[Data for this exercise — start]

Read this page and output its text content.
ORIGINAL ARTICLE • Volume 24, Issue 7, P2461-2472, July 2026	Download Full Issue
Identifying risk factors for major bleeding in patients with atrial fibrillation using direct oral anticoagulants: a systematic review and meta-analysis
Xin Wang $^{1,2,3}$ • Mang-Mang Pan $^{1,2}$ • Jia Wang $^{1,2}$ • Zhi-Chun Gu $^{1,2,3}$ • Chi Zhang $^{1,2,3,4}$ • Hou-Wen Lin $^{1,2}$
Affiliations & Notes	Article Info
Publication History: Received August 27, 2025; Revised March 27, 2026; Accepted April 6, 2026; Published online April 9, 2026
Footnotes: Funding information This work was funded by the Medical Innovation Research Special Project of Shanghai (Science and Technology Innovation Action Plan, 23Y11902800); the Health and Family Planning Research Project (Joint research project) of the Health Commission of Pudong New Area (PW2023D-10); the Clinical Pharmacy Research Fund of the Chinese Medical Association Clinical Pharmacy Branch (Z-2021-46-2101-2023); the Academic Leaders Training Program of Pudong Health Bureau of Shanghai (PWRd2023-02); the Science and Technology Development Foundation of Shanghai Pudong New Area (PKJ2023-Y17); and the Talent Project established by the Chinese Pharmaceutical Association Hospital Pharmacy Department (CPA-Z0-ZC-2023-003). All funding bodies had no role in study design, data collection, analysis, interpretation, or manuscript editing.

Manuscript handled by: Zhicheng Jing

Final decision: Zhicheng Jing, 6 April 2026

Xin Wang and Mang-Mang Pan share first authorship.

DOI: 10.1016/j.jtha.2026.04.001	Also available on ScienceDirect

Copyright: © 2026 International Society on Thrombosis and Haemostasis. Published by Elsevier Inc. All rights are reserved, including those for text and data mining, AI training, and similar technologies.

[Data for this exercise — finish]

§ **What to produce**
Your job is to print all of the material again, word for word.

§ **Written answer**
Read this page and output its text content.
ORIGINAL ARTICLE • Volume 24, Issue 7, P2461-2472, July 2026	Download Full Issue
Identifying risk factors for major bleeding in patients with atrial fibrillation using direct oral anticoagulants: a systematic review and meta-analysis
Xin Wang $^{1,2,3}$ • Mang-Mang Pan $^{1,2}$ • Jia Wang $^{1,2}$ • Zhi-Chun Gu $^{1,2,3}$ • Chi Zhang $^{1,2,3,4}$ • Hou-Wen Lin $^{1,2}$
Affiliations & Notes	Article Info
Publication History: Received August 27, 2025; Revised March 27, 2026; Accepted April 6, 2026; Published online April 9, 2026
Footnotes: Funding information This work was funded by the Medical Innovation Research Special Project of Shanghai (Science and Technology Innovation Action Plan, 23Y11902800); the Health and Family Planning Research Project (Joint research project) of the Health Commission of Pudong New Area (PW2023D-10); the Clinical Pharmacy Research Fund of the Chinese Medical Association Clinical Pharmacy Branch (Z-2021-46-2101-2023); the Academic Leaders Training Program of Pudong Health Bureau of Shanghai (PWRd2023-02); the Science and Technology Development Foundation of Shanghai Pudong New Area (PKJ2023-Y17); and the Talent Project established by the Chinese Pharmaceutical Association Hospital Pharmacy Department (CPA-Z0-ZC-2023-003). All funding bodies had no role in study design, data collection, analysis, interpretation, or manuscript editing.

Manuscript handled by: Zhicheng Jing

Final decision: Zhicheng Jing, 6 April 2026

Xin Wang and Mang-Mang Pan share first authorship.

DOI: 10.1016/j.jtha.2026.04.001	Also available on ScienceDirect

Copyright: © 2026 International Society on Thrombosis and Haemostasis. Published by Elsevier Inc. All rights are reserved, including those for text and data mining, AI training, and similar technologies.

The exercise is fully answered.